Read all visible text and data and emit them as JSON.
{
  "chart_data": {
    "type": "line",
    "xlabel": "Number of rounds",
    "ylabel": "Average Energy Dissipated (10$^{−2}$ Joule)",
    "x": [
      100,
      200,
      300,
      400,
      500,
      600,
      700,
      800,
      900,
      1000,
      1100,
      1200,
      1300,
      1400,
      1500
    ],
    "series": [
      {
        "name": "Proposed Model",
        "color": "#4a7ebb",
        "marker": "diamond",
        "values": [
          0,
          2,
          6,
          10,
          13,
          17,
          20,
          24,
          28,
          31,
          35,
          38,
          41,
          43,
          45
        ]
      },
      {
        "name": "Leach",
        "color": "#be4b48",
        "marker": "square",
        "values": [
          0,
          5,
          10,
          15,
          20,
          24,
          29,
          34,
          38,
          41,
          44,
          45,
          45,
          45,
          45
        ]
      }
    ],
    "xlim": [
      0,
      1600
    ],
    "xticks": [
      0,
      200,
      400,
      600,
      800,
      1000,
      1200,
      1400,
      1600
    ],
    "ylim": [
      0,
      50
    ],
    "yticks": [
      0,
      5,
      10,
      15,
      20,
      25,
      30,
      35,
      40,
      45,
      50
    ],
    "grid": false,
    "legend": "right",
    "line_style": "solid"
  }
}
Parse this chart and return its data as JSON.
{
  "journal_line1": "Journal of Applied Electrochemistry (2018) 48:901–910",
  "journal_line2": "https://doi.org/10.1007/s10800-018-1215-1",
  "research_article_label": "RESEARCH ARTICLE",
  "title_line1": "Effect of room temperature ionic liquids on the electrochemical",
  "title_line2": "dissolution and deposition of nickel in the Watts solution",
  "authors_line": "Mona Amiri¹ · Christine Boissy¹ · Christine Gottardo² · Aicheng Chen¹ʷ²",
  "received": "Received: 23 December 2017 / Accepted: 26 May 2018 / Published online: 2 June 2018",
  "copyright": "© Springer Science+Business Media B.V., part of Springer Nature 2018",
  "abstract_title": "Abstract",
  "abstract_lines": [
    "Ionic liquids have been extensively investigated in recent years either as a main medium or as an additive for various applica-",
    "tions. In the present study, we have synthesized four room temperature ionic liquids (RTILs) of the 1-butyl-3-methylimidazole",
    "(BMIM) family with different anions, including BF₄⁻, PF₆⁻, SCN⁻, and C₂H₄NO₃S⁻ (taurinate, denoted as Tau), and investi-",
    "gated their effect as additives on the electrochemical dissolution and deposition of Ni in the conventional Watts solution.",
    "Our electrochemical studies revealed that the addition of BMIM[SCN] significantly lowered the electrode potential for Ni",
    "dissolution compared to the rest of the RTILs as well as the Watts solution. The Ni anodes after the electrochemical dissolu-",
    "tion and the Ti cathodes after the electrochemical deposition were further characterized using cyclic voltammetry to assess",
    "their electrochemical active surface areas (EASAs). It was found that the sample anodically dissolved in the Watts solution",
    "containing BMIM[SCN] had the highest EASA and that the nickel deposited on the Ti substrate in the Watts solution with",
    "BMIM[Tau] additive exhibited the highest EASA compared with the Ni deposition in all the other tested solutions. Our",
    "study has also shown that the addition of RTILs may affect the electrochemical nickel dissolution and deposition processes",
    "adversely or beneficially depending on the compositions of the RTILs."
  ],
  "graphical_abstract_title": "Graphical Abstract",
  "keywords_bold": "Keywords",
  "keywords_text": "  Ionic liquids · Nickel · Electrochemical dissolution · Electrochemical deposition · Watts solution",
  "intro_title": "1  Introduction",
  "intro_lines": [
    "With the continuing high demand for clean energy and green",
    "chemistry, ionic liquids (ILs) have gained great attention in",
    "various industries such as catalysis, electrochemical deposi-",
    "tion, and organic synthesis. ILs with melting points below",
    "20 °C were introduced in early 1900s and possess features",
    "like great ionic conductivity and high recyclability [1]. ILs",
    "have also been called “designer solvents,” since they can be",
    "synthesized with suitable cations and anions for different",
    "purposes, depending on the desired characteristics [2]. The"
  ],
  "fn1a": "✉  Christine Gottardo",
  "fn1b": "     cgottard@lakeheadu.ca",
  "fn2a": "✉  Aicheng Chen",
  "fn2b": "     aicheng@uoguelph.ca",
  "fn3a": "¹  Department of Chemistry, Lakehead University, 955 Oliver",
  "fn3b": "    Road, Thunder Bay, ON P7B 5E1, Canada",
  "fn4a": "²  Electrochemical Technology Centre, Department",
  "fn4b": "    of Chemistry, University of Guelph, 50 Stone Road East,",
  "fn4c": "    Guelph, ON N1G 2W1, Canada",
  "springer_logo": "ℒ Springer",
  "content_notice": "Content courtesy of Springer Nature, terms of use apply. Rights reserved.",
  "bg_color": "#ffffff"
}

———

What is needed —
Print out every entry, keeping each one exact.

Reply —
Read all visible text and data and emit them as JSON.
{
  "chart_data": {
    "type": "line",
    "xlabel": "Number of rounds",
    "ylabel": "Average Energy Dissipated (10$^{−2}$ Joule)",
    "x": [
      100,
      200,
      300,
      400,
      500,
      600,
      700,
      800,
      900,
      1000,
      1100,
      1200,
      1300,
      1400,
      1500
    ],
    "series": [
      {
        "name": "Proposed Model",
        "color": "#4a7ebb",
        "marker": "diamond",
        "values": [
          0,
          2,
          6,
          10,
          13,
          17,
          20,
          24,
          28,
          31,
          35,
          38,
          41,
          43,
          45
        ]
      },
      {
        "name": "Leach",
        "color": "#be4b48",
        "marker": "square",
        "values": [
          0,
          5,
          10,
          15,
          20,
          24,
          29,
          34,
          38,
          41,
          44,
          45,
          45,
          45,
          45
        ]
      }
    ],
    "xlim": [
      0,
      1600
    ],
    "xticks": [
      0,
      200,
      400,
      600,
      800,
      1000,
      1200,
      1400,
      1600
    ],
    "ylim": [
      0,
      50
    ],
    "yticks": [
      0,
      5,
      10,
      15,
      20,
      25,
      30,
      35,
      40,
      45,
      50
    ],
    "grid": false,
    "legend": "right",
    "line_style": "solid"
  }
}
Parse this chart and return its data as JSON.
{
  "journal_line1": "Journal of Applied Electrochemistry (2018) 48:901–910",
  "journal_line2": "https://doi.org/10.1007/s10800-018-1215-1",
  "research_article_label": "RESEARCH ARTICLE",
  "title_line1": "Effect of room temperature ionic liquids on the electrochemical",
  "title_line2": "dissolution and deposition of nickel in the Watts solution",
  "authors_line": "Mona Amiri¹ · Christine Boissy¹ · Christine Gottardo² · Aicheng Chen¹ʷ²",
  "received": "Received: 23 December 2017 / Accepted: 26 May 2018 / Published online: 2 June 2018",
  "copyright": "© Springer Science+Business Media B.V., part of Springer Nature 2018",
  "abstract_title": "Abstract",
  "abstract_lines": [
    "Ionic liquids have been extensively investigated in recent years either as a main medium or as an additive for various applica-",
    "tions. In the present study, we have synthesized four room temperature ionic liquids (RTILs) of the 1-butyl-3-methylimidazole",
    "(BMIM) family with different anions, including BF₄⁻, PF₆⁻, SCN⁻, and C₂H₄NO₃S⁻ (taurinate, denoted as Tau), and investi-",
    "gated their effect as additives on the electrochemical dissolution and deposition of Ni in the conventional Watts solution.",
    "Our electrochemical studies revealed that the addition of BMIM[SCN] significantly lowered the electrode potential for Ni",
    "dissolution compared to the rest of the RTILs as well as the Watts solution. The Ni anodes after the electrochemical dissolu-",
    "tion and the Ti cathodes after the electrochemical deposition were further characterized using cyclic voltammetry to assess",
    "their electrochemical active surface areas (EASAs). It was found that the sample anodically dissolved in the Watts solution",
    "containing BMIM[SCN] had the highest EASA and that the nickel deposited on the Ti substrate in the Watts solution with",
    "BMIM[Tau] additive exhibited the highest EASA compared with the Ni deposition in all the other tested solutions. Our",
    "study has also shown that the addition of RTILs may affect the electrochemical nickel dissolution and deposition processes",
    "adversely or beneficially depending on the compositions of the RTILs."
  ],
  "graphical_abstract_title": "Graphical Abstract",
  "keywords_bold": "Keywords",
  "keywords_text": "  Ionic liquids · Nickel · Electrochemical dissolution · Electrochemical deposition · Watts solution",
  "intro_title": "1  Introduction",
  "intro_lines": [
    "With the continuing high demand for clean energy and green",
    "chemistry, ionic liquids (ILs) have gained great attention in",
    "various industries such as catalysis, electrochemical deposi-",
    "tion, and organic synthesis. ILs with melting points below",
    "20 °C were introduced in early 1900s and possess features",
    "like great ionic conductivity and high recyclability [1]. ILs",
    "have also been called “designer solvents,” since they can be",
    "synthesized with suitable cations and anions for different",
    "purposes, depending on the desired characteristics [2]. The"
  ],
  "fn1a": "✉  Christine Gottardo",
  "fn1b": "     cgottard@lakeheadu.ca",
  "fn2a": "✉  Aicheng Chen",
  "fn2b": "     aicheng@uoguelph.ca",
  "fn3a": "¹  Department of Chemistry, Lakehead University, 955 Oliver",
  "fn3b": "    Road, Thunder Bay, ON P7B 5E1, Canada",
  "fn4a": "²  Electrochemical Technology Centre, Department",
  "fn4b": "    of Chemistry, University of Guelph, 50 Stone Road East,",
  "fn4c": "    Guelph, ON N1G 2W1, Canada",
  "springer_logo": "ℒ Springer",
  "content_notice": "Content courtesy of Springer Nature, terms of use apply. Rights reserved.",
  "bg_color": "#ffffff"
}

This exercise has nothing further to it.